(Request) From the data below, pull out every line that contains the string "mysql".

(Records for the task)
——————

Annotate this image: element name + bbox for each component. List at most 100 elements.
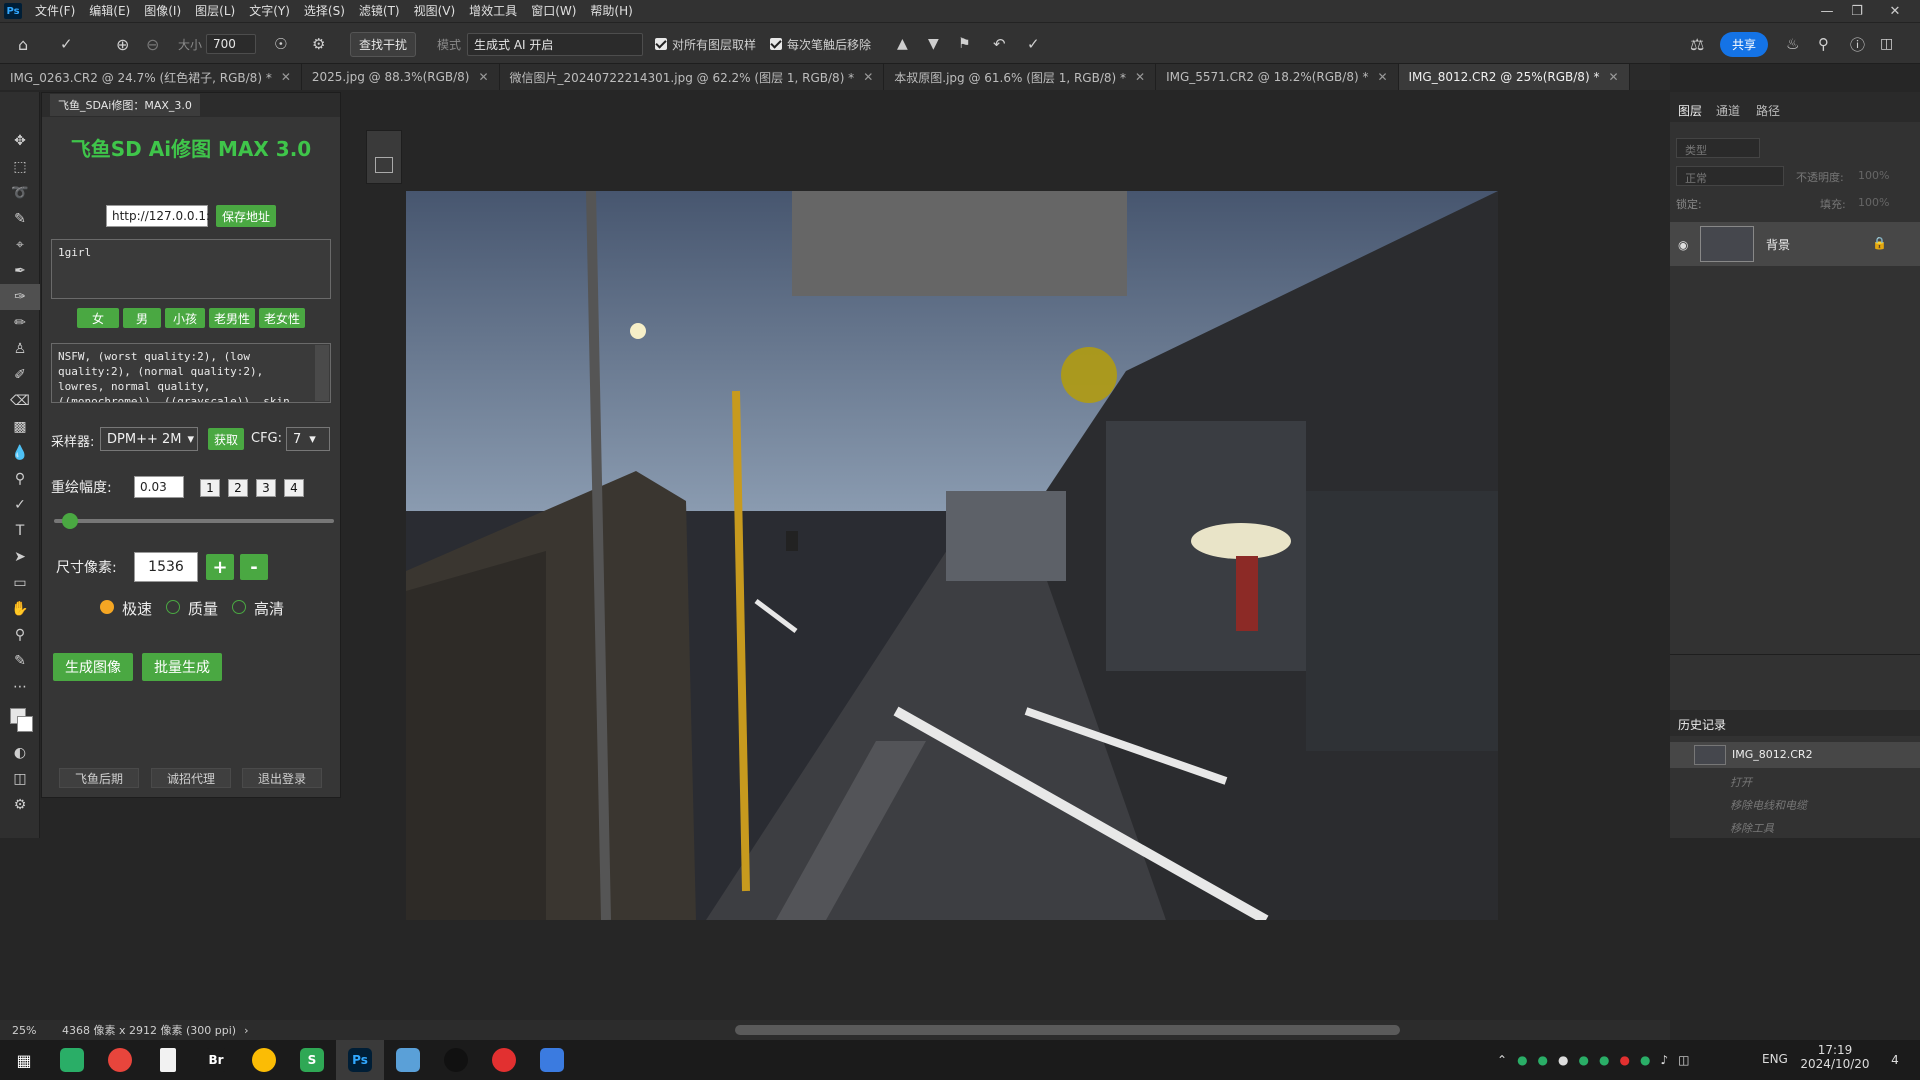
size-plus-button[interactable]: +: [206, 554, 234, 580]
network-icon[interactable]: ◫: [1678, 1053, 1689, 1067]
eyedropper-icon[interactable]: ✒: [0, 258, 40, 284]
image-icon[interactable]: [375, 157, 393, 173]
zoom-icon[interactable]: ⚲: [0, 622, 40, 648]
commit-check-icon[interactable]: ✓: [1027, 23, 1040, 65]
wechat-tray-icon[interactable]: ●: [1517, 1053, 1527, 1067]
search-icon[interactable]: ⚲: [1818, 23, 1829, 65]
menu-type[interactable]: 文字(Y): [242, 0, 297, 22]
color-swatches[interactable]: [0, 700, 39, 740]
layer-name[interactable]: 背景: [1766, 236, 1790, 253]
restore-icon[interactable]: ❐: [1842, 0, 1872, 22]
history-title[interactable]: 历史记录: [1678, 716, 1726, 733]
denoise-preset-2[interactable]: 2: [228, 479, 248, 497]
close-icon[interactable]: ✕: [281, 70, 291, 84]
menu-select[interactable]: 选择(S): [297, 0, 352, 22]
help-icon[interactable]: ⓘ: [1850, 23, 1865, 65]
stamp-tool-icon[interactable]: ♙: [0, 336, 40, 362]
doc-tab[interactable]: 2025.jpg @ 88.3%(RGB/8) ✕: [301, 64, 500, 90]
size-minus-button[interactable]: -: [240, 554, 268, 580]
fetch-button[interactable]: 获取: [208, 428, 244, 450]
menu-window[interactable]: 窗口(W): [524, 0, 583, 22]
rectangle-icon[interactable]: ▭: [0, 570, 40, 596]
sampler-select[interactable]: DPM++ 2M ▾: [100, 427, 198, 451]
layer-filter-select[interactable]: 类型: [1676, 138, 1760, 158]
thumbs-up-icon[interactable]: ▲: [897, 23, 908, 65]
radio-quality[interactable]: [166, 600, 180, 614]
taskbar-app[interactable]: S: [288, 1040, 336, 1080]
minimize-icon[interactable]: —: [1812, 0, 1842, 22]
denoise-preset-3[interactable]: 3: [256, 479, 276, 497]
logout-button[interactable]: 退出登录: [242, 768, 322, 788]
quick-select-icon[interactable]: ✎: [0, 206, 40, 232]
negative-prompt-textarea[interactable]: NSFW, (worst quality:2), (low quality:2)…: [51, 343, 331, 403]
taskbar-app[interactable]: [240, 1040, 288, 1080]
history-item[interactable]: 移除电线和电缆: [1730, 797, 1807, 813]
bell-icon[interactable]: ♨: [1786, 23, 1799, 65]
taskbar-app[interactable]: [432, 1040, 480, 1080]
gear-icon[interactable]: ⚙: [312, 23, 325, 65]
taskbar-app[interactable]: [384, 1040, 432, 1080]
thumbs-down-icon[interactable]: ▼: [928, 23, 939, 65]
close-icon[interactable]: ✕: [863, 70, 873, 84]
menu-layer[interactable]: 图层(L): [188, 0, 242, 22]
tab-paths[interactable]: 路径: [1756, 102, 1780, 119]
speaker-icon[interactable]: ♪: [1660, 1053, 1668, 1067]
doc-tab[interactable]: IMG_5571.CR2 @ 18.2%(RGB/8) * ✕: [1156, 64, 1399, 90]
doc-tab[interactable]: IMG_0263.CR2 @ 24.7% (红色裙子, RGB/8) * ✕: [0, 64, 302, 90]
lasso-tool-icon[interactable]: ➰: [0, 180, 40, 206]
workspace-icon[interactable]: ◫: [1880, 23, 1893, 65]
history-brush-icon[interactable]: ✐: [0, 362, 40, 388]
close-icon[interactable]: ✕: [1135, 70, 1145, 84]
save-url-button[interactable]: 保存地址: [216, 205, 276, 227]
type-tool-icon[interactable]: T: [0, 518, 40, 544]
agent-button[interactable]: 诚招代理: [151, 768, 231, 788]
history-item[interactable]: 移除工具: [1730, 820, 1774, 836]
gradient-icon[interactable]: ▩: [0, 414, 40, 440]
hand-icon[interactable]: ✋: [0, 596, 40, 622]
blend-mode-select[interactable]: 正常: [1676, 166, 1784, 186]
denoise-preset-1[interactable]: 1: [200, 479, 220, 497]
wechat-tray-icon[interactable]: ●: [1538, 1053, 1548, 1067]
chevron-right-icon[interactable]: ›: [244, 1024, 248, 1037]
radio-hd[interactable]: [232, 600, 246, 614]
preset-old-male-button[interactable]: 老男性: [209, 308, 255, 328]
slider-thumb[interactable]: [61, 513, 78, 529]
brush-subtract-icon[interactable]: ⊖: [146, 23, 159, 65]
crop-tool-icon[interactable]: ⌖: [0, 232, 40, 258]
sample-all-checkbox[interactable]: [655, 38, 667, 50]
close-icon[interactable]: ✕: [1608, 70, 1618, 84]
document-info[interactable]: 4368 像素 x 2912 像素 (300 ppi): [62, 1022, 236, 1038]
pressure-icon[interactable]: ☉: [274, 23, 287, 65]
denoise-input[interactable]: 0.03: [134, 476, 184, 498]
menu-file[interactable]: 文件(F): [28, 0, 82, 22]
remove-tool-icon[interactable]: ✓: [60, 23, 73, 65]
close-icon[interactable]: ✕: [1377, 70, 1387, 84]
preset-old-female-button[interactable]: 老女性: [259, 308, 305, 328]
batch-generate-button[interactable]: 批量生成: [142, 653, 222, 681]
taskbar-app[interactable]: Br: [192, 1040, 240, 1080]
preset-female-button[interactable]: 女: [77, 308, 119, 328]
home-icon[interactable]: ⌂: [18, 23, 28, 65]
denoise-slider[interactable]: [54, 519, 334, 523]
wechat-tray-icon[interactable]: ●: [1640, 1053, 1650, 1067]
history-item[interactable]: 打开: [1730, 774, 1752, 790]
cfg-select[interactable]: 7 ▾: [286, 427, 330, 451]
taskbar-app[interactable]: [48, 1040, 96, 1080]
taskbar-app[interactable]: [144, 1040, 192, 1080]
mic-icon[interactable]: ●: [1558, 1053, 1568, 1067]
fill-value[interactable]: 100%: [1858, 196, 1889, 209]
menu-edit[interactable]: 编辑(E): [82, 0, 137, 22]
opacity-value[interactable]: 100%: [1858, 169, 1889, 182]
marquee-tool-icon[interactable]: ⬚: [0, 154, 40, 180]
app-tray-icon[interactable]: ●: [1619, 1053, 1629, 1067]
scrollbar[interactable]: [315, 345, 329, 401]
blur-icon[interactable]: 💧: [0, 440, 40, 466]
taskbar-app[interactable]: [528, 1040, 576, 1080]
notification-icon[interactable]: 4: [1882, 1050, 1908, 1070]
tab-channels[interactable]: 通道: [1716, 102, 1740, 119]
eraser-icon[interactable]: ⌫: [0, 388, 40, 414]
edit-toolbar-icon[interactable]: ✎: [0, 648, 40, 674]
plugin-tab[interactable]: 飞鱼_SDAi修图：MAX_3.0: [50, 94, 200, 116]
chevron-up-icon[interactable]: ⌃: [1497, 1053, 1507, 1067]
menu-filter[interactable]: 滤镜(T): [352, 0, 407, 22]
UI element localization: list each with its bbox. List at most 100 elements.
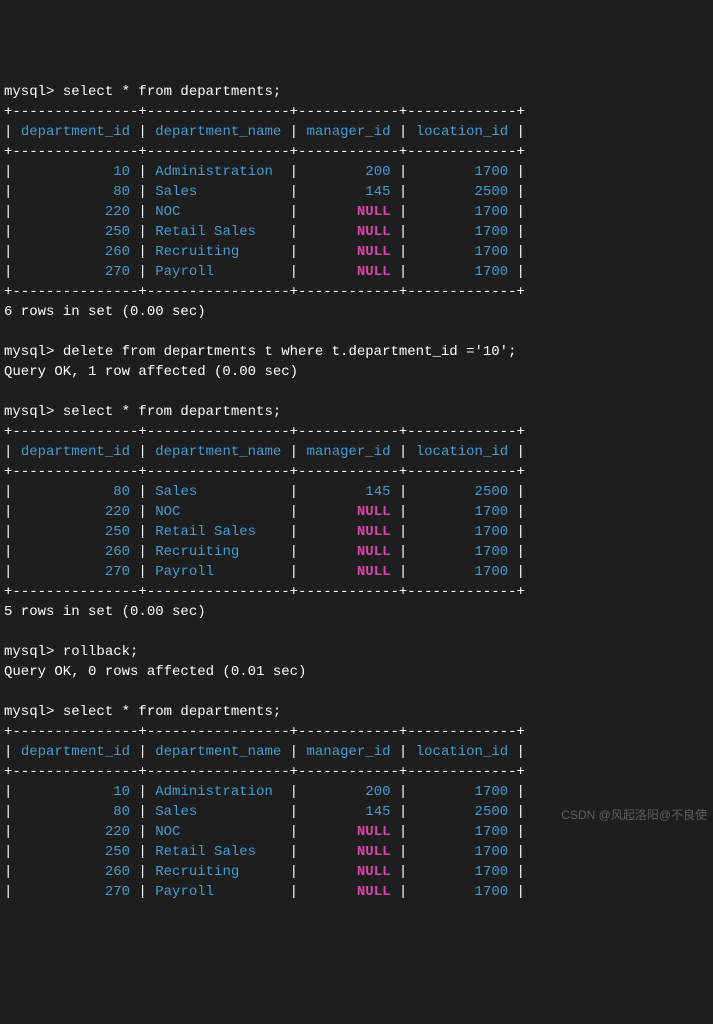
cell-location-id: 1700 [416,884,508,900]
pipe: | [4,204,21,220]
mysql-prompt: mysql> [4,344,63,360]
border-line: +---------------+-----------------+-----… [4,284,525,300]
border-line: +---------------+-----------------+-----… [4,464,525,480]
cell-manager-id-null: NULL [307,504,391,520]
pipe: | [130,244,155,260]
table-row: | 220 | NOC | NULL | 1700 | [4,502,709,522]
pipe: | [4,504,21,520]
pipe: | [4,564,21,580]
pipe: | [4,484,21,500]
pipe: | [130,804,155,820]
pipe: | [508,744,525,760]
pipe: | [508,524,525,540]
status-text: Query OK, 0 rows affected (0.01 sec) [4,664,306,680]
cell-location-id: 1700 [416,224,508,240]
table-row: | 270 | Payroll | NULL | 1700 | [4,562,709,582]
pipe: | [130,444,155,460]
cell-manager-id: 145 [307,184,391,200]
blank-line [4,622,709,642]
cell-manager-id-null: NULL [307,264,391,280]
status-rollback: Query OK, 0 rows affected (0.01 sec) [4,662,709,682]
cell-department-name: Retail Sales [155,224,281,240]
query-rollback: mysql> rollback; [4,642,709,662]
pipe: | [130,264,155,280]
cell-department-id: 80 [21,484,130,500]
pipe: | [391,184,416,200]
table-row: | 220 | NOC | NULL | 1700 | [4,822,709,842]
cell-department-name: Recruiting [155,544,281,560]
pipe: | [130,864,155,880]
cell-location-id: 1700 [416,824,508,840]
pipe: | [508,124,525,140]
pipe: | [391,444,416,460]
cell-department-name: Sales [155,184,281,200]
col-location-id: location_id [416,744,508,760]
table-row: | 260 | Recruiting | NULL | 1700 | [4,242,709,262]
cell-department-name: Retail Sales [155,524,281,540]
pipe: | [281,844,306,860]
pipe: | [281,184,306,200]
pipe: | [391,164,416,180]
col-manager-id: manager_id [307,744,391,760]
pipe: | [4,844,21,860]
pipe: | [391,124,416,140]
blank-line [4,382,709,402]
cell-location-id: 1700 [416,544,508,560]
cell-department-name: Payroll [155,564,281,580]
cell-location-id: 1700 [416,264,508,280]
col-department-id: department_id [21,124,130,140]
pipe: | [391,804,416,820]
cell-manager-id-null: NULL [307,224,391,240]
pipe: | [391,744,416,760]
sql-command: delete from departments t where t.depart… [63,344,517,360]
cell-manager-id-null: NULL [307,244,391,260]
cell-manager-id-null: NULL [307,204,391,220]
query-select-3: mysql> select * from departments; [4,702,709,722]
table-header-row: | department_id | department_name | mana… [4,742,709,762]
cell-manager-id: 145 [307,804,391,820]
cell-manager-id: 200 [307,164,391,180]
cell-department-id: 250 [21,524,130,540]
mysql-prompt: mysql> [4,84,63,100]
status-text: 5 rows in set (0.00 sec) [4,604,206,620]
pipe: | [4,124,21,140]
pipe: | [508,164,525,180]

——————

(Result below)
mysql-prompt: mysql> [4,344,63,360]
query-rollback: mysql> rollback; [4,642,709,662]
query-select-3: mysql> select * from departments; [4,702,709,722]
mysql-prompt: mysql> [4,84,63,100]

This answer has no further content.